Data shown →
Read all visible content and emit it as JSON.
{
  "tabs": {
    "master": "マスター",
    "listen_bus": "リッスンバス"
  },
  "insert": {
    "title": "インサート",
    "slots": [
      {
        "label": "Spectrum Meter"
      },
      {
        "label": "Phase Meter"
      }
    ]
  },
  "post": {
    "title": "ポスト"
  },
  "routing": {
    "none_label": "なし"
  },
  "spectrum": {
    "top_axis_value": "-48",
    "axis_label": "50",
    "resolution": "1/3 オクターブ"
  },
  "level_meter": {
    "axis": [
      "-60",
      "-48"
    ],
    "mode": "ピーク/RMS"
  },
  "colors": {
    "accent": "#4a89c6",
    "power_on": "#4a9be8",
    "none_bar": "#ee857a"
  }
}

What the task asks → Retype the material in full. Each word must match.

Task solution →
Read all visible content and emit it as JSON.
{
  "tabs": {
    "master": "マスター",
    "listen_bus": "リッスンバス"
  },
  "insert": {
    "title": "インサート",
    "slots": [
      {
        "label": "Spectrum Meter"
      },
      {
        "label": "Phase Meter"
      }
    ]
  },
  "post": {
    "title": "ポスト"
  },
  "routing": {
    "none_label": "なし"
  },
  "spectrum": {
    "top_axis_value": "-48",
    "axis_label": "50",
    "resolution": "1/3 オクターブ"
  },
  "level_meter": {
    "axis": [
      "-60",
      "-48"
    ],
    "mode": "ピーク/RMS"
  },
  "colors": {
    "accent": "#4a89c6",
    "power_on": "#4a9be8",
    "none_bar": "#ee857a"
  }
}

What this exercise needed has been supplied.